## begin RECORD EXCERPTS

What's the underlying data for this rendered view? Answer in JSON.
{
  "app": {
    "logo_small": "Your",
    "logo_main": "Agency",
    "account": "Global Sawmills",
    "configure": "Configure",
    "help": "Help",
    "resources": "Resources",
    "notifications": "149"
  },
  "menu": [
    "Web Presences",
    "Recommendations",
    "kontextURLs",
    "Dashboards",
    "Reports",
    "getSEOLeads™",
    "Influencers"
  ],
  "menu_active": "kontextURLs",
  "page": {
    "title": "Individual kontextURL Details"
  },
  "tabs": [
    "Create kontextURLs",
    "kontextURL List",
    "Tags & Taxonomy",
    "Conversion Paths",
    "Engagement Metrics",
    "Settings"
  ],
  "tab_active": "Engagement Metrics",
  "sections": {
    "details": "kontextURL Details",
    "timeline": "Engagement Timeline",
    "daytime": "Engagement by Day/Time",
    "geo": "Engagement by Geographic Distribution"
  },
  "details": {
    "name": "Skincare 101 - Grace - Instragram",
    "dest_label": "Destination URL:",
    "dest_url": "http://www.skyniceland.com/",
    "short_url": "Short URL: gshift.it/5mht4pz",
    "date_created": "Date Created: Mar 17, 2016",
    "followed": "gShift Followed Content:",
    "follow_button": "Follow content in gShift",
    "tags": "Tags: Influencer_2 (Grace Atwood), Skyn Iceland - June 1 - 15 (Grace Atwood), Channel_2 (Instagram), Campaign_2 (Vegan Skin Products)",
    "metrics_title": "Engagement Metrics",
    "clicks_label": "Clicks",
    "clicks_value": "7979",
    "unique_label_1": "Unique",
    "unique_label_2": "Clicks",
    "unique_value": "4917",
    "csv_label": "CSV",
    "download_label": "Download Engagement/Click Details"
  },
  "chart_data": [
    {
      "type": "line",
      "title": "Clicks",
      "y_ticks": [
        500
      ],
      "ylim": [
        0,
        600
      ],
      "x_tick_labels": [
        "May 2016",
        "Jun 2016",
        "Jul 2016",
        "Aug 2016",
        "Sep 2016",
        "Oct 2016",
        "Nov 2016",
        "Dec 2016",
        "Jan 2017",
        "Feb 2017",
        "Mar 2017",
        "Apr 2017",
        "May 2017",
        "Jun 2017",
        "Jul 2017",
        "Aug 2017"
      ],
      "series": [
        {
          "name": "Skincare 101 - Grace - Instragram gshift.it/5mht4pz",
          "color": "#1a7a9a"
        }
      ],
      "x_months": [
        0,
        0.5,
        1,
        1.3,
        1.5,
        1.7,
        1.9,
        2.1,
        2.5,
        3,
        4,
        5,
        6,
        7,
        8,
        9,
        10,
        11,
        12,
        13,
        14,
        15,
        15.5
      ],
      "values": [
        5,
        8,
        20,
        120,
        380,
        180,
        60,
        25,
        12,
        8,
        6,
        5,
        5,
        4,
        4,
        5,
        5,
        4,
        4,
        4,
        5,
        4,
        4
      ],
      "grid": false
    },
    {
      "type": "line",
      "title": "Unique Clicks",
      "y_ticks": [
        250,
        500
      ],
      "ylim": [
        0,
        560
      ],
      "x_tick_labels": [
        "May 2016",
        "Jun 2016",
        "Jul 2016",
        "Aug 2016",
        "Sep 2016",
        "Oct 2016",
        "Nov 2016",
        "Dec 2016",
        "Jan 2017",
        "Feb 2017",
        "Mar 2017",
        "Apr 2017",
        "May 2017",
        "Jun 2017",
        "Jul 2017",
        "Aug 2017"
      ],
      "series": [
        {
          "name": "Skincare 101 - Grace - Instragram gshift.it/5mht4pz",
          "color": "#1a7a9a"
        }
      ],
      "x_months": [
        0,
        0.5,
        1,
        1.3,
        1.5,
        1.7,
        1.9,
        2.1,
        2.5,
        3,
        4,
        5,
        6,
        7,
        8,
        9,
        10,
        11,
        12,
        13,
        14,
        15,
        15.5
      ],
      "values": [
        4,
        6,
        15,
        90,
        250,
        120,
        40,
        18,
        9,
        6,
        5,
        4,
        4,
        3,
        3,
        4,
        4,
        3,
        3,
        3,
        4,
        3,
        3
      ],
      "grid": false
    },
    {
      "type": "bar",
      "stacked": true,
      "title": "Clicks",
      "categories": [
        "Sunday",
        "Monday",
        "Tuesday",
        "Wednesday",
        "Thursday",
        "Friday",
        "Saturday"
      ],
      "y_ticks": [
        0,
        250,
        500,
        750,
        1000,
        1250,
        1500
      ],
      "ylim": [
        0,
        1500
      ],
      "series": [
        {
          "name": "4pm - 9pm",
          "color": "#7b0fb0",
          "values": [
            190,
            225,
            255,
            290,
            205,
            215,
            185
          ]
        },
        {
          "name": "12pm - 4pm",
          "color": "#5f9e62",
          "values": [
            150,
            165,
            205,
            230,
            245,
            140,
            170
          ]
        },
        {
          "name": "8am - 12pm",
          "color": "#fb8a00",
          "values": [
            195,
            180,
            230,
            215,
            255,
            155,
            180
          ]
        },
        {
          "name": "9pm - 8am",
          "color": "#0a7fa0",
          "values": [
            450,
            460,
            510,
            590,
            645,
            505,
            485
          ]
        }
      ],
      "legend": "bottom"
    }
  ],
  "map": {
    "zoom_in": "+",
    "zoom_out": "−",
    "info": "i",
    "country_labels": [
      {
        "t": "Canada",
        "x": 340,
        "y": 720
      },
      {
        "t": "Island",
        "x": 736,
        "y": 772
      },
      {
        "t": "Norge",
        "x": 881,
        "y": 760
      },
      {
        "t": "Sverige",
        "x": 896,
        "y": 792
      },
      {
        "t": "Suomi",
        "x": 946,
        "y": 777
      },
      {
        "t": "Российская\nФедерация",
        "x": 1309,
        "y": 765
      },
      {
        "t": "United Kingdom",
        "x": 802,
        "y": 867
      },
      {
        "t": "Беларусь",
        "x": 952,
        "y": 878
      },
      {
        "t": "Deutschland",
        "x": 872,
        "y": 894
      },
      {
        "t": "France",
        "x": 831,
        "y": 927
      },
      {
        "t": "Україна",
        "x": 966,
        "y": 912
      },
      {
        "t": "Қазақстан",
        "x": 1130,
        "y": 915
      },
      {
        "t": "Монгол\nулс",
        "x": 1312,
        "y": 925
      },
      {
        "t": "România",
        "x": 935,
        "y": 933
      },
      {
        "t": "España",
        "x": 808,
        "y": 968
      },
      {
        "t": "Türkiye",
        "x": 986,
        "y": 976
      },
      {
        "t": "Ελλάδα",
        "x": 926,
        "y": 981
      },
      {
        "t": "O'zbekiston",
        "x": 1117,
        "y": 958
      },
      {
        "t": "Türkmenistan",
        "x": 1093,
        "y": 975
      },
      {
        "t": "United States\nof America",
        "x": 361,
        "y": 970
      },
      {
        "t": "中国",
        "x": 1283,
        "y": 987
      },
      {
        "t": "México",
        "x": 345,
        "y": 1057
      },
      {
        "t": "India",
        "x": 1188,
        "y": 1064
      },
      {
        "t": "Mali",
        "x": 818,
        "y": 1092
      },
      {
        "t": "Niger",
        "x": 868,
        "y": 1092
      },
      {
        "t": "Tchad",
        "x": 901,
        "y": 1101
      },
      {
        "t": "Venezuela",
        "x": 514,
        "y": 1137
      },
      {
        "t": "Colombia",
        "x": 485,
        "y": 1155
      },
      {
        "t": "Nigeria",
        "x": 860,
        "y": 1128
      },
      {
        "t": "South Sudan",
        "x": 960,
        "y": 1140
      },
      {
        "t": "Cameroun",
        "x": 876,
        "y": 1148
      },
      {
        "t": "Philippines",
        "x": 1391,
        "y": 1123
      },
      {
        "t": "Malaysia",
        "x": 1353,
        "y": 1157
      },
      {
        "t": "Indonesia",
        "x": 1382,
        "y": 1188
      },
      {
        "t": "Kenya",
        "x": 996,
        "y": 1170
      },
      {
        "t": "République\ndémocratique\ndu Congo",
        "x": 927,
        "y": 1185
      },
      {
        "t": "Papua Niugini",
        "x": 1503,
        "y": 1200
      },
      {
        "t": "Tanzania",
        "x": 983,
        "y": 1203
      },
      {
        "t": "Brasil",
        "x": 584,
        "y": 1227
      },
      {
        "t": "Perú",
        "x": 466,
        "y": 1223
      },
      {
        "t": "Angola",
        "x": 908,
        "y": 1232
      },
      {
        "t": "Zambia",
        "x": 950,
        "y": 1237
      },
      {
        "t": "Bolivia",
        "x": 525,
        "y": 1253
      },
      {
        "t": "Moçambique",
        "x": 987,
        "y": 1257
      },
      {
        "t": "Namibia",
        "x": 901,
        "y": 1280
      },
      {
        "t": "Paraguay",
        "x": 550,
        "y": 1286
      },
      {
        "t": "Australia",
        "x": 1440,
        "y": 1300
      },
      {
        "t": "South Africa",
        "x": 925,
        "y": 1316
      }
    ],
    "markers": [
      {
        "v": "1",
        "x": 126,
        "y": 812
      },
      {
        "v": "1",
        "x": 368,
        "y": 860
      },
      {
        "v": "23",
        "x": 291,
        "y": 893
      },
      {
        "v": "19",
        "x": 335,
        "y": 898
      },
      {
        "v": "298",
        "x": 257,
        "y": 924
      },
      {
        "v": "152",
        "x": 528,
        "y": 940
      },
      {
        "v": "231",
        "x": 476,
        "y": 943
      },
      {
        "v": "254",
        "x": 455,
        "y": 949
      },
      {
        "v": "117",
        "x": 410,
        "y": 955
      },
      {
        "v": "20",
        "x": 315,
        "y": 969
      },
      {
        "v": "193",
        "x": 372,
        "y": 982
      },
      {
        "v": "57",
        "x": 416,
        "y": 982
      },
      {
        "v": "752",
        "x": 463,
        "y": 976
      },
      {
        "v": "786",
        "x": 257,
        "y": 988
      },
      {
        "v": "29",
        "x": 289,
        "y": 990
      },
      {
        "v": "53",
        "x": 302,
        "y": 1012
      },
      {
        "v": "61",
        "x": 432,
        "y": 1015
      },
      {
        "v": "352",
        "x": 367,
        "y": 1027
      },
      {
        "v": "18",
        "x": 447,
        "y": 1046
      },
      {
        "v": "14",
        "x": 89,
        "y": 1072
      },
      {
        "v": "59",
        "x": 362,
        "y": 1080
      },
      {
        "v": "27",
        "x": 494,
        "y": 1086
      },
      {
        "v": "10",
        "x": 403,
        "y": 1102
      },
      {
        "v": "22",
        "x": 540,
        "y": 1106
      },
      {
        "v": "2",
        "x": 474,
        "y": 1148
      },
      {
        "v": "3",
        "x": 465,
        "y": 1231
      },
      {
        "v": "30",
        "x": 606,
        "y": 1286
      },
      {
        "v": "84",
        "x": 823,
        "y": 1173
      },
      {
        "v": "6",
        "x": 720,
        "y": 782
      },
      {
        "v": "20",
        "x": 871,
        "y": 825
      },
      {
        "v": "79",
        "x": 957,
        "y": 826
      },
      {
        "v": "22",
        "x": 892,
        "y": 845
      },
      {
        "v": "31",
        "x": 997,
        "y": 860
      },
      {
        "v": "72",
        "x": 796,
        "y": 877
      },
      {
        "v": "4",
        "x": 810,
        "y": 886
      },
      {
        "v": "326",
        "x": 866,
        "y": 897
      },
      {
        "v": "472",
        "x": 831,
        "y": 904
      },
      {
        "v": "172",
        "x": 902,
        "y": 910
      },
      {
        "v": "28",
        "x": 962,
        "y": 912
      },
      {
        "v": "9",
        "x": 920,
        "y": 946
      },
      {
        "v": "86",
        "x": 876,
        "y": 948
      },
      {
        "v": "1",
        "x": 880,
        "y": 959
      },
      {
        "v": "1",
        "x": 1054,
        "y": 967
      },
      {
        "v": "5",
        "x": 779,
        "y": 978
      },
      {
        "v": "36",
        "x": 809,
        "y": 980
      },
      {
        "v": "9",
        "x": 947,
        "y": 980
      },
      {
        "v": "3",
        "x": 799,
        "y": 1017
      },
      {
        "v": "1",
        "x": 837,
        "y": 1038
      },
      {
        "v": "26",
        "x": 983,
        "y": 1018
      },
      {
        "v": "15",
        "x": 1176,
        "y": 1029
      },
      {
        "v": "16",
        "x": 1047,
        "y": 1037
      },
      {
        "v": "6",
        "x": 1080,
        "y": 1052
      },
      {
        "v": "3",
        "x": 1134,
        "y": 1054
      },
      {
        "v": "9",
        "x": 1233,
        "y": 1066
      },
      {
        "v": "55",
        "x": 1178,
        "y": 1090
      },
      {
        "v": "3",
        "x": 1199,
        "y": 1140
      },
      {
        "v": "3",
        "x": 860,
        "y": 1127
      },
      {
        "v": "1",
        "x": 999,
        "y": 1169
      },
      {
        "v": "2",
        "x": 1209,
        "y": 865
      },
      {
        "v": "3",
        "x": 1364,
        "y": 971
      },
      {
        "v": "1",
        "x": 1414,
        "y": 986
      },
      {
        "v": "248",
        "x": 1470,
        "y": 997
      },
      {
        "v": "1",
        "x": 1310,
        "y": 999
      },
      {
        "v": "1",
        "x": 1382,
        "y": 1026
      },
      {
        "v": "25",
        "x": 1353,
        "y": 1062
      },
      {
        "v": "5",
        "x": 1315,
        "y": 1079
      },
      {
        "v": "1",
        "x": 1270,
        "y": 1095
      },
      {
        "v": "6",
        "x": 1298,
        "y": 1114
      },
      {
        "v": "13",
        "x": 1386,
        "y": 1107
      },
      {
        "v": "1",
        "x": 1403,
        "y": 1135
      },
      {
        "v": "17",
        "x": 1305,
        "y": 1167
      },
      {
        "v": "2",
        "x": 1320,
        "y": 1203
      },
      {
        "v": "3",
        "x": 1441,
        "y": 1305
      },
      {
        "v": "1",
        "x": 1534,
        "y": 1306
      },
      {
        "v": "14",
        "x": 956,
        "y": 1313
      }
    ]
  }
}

## end RECORD EXCERPTS

→ GIVEN TASK
List each line holding the string "Tags".

→ RESULT FOR THIS TASK
    "Tags & Taxonomy",
    "tags": "Tags: Influencer_2 (Grace Atwood), Skyn Iceland - June 1 - 15 (Grace Atwood), Channel_2 (Instagram), Campaign_2 (Vegan Skin Products)",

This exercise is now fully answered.